- **Brief**
Extract and list every line that contains the word "การการค".

(Data records)
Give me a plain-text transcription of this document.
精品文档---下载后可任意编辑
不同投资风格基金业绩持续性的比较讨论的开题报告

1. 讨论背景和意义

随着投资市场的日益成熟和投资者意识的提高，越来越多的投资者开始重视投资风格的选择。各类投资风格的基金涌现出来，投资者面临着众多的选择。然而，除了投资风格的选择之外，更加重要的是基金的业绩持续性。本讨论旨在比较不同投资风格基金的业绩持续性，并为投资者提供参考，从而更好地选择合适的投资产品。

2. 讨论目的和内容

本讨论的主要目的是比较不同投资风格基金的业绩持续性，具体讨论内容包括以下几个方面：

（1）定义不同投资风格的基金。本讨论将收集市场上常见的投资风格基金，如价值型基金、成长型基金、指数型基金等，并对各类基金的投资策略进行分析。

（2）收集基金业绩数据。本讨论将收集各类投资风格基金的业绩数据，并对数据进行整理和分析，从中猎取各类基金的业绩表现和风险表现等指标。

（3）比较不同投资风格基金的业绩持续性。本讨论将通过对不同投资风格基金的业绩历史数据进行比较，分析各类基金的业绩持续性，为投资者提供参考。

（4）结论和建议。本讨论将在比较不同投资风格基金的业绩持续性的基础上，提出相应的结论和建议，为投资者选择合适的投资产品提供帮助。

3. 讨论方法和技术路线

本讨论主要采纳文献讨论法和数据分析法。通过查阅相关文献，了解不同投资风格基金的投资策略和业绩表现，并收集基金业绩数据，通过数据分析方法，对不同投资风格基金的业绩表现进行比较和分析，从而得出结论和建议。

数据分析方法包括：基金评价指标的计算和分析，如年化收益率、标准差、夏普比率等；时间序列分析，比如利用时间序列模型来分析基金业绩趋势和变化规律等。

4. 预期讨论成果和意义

--

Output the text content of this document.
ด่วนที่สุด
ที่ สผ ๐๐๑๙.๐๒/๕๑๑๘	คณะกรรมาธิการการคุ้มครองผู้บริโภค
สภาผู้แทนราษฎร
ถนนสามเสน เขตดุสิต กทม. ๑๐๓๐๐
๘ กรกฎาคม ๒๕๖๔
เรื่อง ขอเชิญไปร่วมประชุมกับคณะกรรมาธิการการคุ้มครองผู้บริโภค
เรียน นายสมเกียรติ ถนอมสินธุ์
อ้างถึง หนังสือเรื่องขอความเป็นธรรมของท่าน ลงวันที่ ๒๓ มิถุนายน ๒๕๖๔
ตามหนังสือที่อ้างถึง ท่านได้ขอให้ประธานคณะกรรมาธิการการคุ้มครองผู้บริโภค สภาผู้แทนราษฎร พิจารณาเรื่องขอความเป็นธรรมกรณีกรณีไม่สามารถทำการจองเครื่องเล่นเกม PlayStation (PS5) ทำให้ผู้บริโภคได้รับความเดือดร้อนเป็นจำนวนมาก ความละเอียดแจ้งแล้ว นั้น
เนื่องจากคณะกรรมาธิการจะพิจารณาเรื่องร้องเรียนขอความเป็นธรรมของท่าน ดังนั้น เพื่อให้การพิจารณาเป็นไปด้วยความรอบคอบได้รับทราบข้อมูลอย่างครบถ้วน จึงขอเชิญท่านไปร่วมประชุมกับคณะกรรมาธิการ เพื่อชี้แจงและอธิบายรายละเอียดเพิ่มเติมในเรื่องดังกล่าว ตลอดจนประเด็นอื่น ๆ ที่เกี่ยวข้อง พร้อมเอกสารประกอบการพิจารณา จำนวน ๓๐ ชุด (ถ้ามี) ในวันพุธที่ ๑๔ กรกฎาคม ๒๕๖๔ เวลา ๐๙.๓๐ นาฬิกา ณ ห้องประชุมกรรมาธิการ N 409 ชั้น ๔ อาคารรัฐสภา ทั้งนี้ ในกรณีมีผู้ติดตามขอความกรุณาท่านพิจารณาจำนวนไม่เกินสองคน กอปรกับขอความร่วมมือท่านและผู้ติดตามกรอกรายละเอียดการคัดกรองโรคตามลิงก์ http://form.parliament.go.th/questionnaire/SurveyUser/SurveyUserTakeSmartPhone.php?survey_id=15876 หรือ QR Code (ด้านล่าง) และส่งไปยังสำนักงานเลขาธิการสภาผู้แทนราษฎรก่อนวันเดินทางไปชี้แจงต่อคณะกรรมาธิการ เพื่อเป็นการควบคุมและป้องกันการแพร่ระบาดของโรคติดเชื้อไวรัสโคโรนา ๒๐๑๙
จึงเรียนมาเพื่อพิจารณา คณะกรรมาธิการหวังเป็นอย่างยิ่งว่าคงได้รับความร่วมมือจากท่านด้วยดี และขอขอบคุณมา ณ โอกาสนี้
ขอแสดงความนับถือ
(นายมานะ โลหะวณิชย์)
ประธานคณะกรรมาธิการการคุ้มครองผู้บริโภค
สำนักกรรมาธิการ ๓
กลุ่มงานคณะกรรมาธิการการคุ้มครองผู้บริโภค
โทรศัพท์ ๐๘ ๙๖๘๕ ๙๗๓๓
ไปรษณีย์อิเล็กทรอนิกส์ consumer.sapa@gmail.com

---

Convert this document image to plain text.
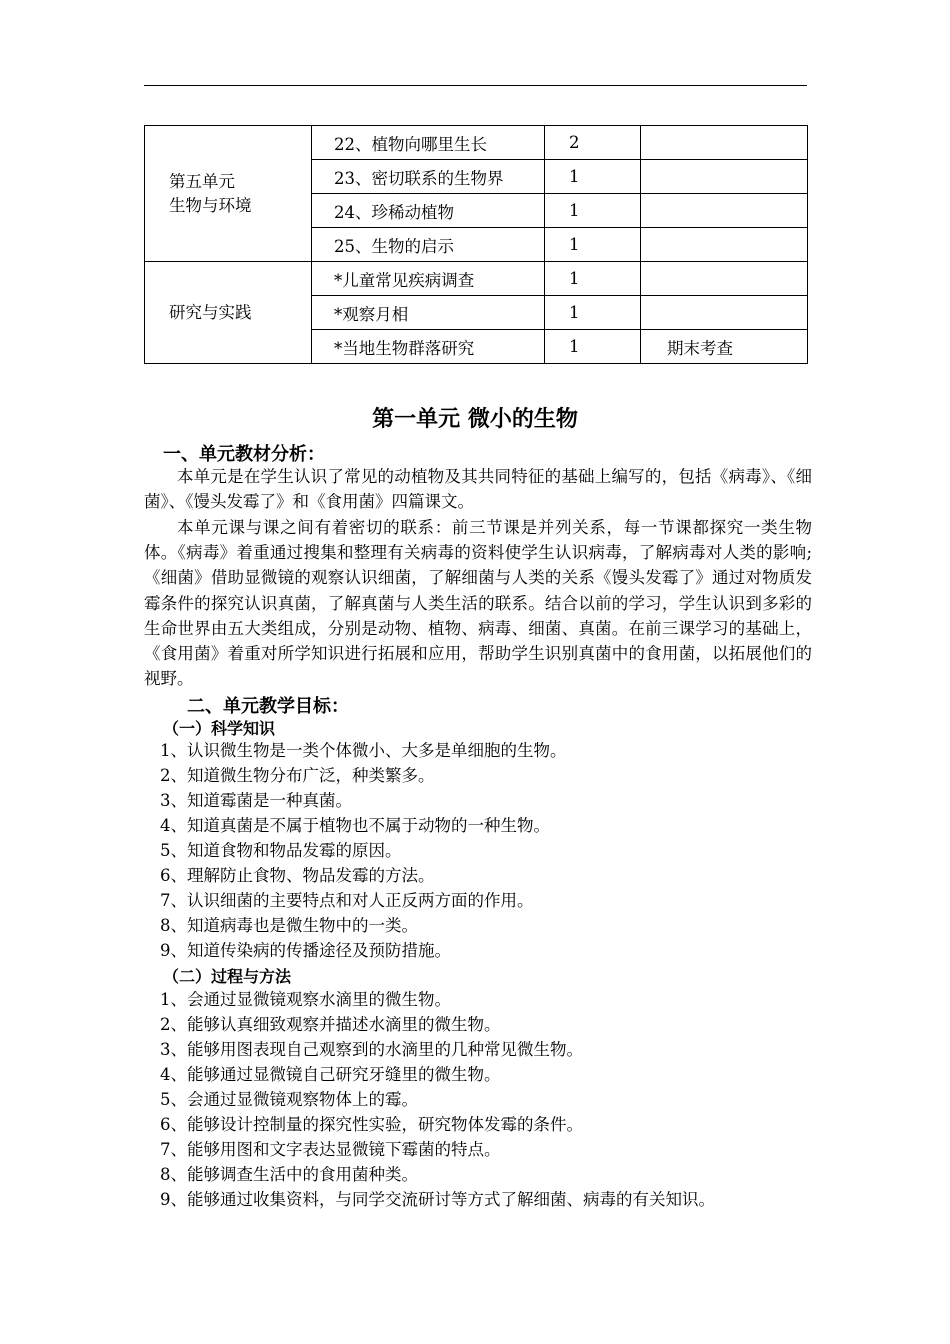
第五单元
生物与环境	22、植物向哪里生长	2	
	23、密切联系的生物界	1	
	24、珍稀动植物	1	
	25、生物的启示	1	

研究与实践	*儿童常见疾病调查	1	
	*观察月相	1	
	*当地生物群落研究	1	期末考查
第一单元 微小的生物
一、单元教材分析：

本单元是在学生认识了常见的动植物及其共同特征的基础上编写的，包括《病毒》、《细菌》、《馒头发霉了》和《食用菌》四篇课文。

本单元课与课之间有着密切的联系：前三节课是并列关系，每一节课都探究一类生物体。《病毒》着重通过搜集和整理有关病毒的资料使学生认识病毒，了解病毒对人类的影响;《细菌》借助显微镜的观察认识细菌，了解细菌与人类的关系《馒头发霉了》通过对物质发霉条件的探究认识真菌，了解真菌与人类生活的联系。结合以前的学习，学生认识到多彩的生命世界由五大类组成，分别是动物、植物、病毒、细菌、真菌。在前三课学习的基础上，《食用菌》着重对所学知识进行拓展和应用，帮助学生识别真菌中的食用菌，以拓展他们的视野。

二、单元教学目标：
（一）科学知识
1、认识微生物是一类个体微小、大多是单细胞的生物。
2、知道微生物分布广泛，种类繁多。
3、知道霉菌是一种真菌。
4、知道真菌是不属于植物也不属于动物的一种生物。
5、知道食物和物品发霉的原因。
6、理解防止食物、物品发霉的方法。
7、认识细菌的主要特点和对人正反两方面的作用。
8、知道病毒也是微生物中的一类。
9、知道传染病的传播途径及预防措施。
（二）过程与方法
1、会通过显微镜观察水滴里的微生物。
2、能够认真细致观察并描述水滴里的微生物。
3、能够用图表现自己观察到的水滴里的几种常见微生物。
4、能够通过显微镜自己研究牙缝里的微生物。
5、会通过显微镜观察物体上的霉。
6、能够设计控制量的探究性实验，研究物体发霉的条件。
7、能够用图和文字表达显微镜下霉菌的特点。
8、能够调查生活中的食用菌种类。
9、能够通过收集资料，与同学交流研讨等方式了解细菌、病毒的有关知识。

- **Output below**
ที่ สผ ๐๐๑๙.๐๒/๕๑๑๘	คณะกรรมาธิการการคุ้มครองผู้บริโภค
เรื่อง ขอเชิญไปร่วมประชุมกับคณะกรรมาธิการการคุ้มครองผู้บริโภค
ตามหนังสือที่อ้างถึง ท่านได้ขอให้ประธานคณะกรรมาธิการการคุ้มครองผู้บริโภค สภาผู้แทนราษฎร พิจารณาเรื่องขอความเป็นธรรมกรณีกรณีไม่สามารถทำการจองเครื่องเล่นเกม PlayStation (PS5) ทำให้ผู้บริโภคได้รับความเดือดร้อนเป็นจำนวนมาก ความละเอียดแจ้งแล้ว นั้น
ประธานคณะกรรมาธิการการคุ้มครองผู้บริโภค
กลุ่มงานคณะกรรมาธิการการคุ้มครองผู้บริโภค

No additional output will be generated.